## PROBLEM
Transcribe the records exactly. Pictures do not belong in the transcription.

## GIVEN DATA
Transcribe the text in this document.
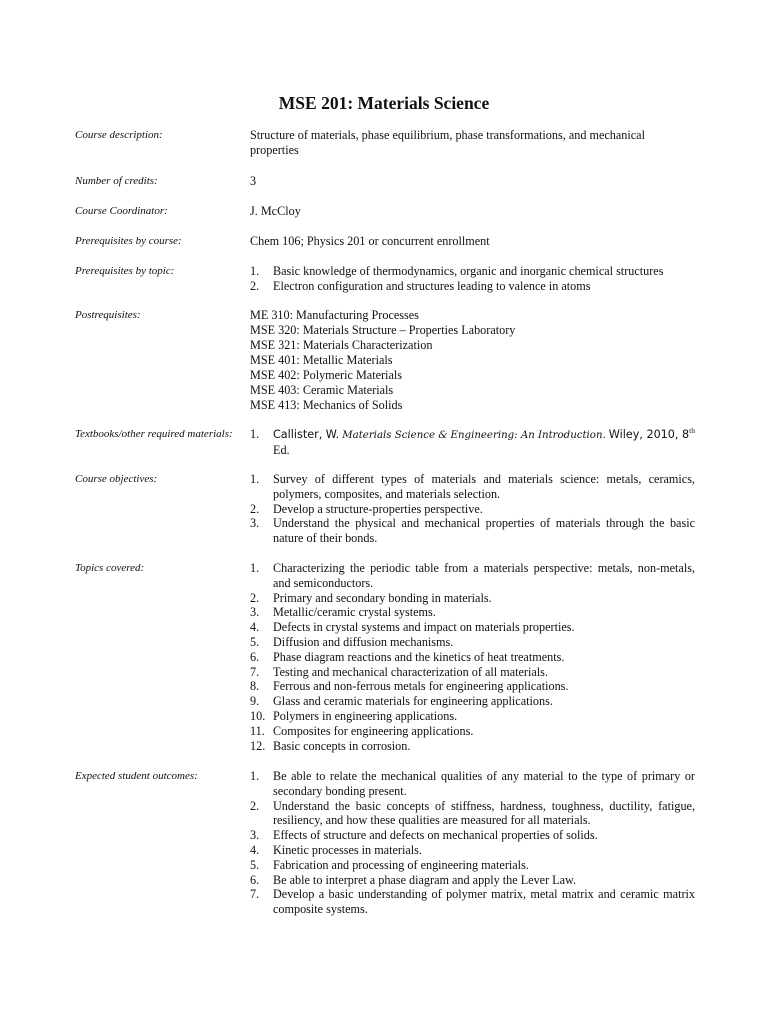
MSE 201: Materials Science
Course description:	Structure of materials, phase equilibrium, phase transformations, and mechanical properties
Number of credits:	3
Course Coordinator:	J. McCloy
Prerequisites by course:	Chem 106; Physics 201 or concurrent enrollment
Prerequisites by topic:	1. Basic knowledge of thermodynamics, organic and inorganic chemical structures
2. Electron configuration and structures leading to valence in atoms
Postrequisites:	ME 310: Manufacturing Processes
MSE 320: Materials Structure – Properties Laboratory
MSE 321: Materials Characterization
MSE 401: Metallic Materials
MSE 402: Polymeric Materials
MSE 403: Ceramic Materials
MSE 413: Mechanics of Solids
Textbooks/other required materials:	1. Callister, W. Materials Science & Engineering: An Introduction. Wiley, 2010, 8th
Ed.
Course objectives:	1. Survey of different types of materials and materials science: metals, ceramics, polymers, composites, and materials selection.
2. Develop a structure-properties perspective.
3. Understand the physical and mechanical properties of materials through the basic nature of their bonds.
Topics covered:	1. Characterizing the periodic table from a materials perspective: metals, non-metals, and semiconductors.
2. Primary and secondary bonding in materials.
3. Metallic/ceramic crystal systems.
4. Defects in crystal systems and impact on materials properties.
5. Diffusion and diffusion mechanisms.
6. Phase diagram reactions and the kinetics of heat treatments.
7. Testing and mechanical characterization of all materials.
8. Ferrous and non-ferrous metals for engineering applications.
9. Glass and ceramic materials for engineering applications.
10. Polymers in engineering applications.
11. Composites for engineering applications.
12. Basic concepts in corrosion.
Expected student outcomes:	1. Be able to relate the mechanical qualities of any material to the type of primary or secondary bonding present.
2. Understand the basic concepts of stiffness, hardness, toughness, ductility, fatigue, resiliency, and how these qualities are measured for all materials.
3. Effects of structure and defects on mechanical properties of solids.
4. Kinetic processes in materials.
5. Fabrication and processing of engineering materials.
6. Be able to interpret a phase diagram and apply the Lever Law.
7. Develop a basic understanding of polymer matrix, metal matrix and ceramic matrix composite systems.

## ANSWER TO THE TASK
Transcribe the text in this document.
MSE 201: Materials Science
Course description:	Structure of materials, phase equilibrium, phase transformations, and mechanical properties
Number of credits:	3
Course Coordinator:	J. McCloy
Prerequisites by course:	Chem 106; Physics 201 or concurrent enrollment
Prerequisites by topic:	1. Basic knowledge of thermodynamics, organic and inorganic chemical structures
2. Electron configuration and structures leading to valence in atoms
Postrequisites:	ME 310: Manufacturing Processes
MSE 320: Materials Structure – Properties Laboratory
MSE 321: Materials Characterization
MSE 401: Metallic Materials
MSE 402: Polymeric Materials
MSE 403: Ceramic Materials
MSE 413: Mechanics of Solids
Textbooks/other required materials:	1. Callister, W. Materials Science & Engineering: An Introduction. Wiley, 2010, 8th
Ed.
Course objectives:	1. Survey of different types of materials and materials science: metals, ceramics, polymers, composites, and materials selection.
2. Develop a structure-properties perspective.
3. Understand the physical and mechanical properties of materials through the basic nature of their bonds.
Topics covered:	1. Characterizing the periodic table from a materials perspective: metals, non-metals, and semiconductors.
2. Primary and secondary bonding in materials.
3. Metallic/ceramic crystal systems.
4. Defects in crystal systems and impact on materials properties.
5. Diffusion and diffusion mechanisms.
6. Phase diagram reactions and the kinetics of heat treatments.
7. Testing and mechanical characterization of all materials.
8. Ferrous and non-ferrous metals for engineering applications.
9. Glass and ceramic materials for engineering applications.
10. Polymers in engineering applications.
11. Composites for engineering applications.
12. Basic concepts in corrosion.
Expected student outcomes:	1. Be able to relate the mechanical qualities of any material to the type of primary or secondary bonding present.
2. Understand the basic concepts of stiffness, hardness, toughness, ductility, fatigue, resiliency, and how these qualities are measured for all materials.
3. Effects of structure and defects on mechanical properties of solids.
4. Kinetic processes in materials.
5. Fabrication and processing of engineering materials.
6. Be able to interpret a phase diagram and apply the Lever Law.
7. Develop a basic understanding of polymer matrix, metal matrix and ceramic matrix composite systems.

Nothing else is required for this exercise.